**Aim**
Only a number is wanted. Count the lines holding the string "name".

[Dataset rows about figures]
__________
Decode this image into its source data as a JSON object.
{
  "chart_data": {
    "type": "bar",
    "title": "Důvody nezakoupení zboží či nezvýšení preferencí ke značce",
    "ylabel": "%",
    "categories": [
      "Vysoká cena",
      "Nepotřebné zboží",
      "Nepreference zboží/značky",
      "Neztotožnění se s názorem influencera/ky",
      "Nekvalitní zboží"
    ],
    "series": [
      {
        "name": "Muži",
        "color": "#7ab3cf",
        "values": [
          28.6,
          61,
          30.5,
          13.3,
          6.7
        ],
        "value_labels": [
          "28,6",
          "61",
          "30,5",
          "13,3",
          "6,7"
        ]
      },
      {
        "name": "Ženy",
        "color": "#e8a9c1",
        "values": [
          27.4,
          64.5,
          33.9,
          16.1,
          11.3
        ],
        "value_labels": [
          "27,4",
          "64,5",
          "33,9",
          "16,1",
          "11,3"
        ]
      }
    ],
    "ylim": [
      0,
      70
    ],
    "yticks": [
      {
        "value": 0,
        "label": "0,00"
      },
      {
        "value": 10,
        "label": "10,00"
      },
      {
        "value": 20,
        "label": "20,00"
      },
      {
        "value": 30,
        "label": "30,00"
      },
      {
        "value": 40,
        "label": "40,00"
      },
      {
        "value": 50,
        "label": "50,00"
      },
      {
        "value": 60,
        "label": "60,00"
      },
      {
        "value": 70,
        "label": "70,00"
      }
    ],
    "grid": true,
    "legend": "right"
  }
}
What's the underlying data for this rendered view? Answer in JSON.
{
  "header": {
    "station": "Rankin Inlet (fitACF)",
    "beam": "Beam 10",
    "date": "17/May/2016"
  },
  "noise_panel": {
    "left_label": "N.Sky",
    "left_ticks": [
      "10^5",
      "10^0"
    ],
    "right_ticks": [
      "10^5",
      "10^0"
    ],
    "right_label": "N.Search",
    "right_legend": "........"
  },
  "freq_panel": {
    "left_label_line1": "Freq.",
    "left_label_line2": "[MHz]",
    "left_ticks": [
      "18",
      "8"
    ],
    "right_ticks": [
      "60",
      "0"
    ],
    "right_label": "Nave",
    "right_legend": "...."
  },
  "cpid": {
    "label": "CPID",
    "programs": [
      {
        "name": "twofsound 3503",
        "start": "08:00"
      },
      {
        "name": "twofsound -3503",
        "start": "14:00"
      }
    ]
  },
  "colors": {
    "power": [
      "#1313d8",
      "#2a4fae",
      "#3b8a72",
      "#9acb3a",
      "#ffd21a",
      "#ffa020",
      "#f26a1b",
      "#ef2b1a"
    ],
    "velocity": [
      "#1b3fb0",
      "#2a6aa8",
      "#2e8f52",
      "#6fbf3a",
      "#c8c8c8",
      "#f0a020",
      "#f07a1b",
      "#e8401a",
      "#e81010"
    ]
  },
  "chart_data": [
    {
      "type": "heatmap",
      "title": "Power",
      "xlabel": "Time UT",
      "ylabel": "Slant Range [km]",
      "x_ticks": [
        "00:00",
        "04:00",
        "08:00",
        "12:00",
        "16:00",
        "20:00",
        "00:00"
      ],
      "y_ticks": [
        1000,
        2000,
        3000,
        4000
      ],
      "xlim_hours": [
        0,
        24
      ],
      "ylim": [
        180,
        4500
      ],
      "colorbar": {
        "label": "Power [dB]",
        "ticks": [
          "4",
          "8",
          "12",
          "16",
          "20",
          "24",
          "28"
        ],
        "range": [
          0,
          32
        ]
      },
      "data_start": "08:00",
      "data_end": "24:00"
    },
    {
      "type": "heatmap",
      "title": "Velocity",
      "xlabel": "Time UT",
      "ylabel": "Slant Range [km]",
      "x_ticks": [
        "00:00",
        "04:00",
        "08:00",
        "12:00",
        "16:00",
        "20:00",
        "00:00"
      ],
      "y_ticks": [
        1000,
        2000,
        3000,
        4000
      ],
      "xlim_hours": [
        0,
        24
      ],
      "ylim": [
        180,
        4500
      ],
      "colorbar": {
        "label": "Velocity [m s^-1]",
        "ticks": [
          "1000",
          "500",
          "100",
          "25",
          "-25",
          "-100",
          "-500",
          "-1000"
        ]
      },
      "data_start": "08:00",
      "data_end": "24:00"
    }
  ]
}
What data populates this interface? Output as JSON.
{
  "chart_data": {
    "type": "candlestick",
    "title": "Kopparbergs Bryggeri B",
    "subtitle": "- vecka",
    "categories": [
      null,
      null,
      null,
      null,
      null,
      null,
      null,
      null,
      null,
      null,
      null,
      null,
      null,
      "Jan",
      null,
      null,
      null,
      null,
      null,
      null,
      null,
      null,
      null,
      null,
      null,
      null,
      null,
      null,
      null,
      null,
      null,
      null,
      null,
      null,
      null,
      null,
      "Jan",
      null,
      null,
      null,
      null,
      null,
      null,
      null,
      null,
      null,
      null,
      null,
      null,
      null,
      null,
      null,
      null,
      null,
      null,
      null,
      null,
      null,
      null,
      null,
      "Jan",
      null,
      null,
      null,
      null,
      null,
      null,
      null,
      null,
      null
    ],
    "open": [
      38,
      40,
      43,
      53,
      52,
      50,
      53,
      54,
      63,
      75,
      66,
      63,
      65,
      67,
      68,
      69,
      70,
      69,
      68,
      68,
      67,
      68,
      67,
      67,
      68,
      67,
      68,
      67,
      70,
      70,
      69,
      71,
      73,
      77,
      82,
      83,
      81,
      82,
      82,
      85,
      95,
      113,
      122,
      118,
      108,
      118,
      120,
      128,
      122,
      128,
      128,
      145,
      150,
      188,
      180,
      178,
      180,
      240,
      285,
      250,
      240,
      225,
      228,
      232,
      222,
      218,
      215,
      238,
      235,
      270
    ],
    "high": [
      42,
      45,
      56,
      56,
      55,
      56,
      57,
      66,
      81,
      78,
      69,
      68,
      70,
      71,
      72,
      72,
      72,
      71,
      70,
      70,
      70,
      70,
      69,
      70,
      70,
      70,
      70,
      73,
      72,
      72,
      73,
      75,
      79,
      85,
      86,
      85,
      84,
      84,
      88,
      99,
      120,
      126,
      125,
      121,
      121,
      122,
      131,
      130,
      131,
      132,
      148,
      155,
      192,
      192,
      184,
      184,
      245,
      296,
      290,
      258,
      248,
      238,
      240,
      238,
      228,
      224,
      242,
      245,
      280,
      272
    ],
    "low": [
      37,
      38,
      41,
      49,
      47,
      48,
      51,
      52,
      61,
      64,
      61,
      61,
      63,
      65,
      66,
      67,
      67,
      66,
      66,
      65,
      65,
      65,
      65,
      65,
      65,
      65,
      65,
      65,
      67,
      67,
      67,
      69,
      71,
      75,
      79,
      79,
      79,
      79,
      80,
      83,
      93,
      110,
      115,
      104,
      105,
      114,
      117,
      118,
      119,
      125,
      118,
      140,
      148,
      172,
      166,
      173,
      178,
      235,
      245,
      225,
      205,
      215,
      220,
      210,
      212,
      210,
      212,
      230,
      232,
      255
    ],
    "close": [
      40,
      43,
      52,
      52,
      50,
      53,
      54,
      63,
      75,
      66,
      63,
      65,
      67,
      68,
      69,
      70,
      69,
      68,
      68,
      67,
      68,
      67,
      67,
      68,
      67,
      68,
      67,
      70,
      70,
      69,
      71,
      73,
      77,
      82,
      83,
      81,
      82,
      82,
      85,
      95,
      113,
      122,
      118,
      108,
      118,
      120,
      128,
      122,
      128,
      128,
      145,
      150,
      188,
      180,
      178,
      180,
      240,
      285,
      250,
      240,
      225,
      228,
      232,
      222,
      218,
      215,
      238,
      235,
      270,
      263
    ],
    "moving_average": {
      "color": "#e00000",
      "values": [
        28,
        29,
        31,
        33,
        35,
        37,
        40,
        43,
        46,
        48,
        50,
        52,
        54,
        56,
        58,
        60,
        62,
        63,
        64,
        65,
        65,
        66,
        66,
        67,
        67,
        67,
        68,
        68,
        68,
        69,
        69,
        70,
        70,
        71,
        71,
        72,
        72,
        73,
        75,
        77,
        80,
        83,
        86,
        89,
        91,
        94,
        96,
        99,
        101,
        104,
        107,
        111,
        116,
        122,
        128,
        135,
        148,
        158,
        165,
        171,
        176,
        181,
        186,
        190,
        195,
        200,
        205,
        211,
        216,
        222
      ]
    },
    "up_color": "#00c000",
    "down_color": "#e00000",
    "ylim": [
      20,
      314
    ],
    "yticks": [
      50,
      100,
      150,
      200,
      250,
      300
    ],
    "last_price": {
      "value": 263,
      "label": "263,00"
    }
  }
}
__________
**Exercise answer**
4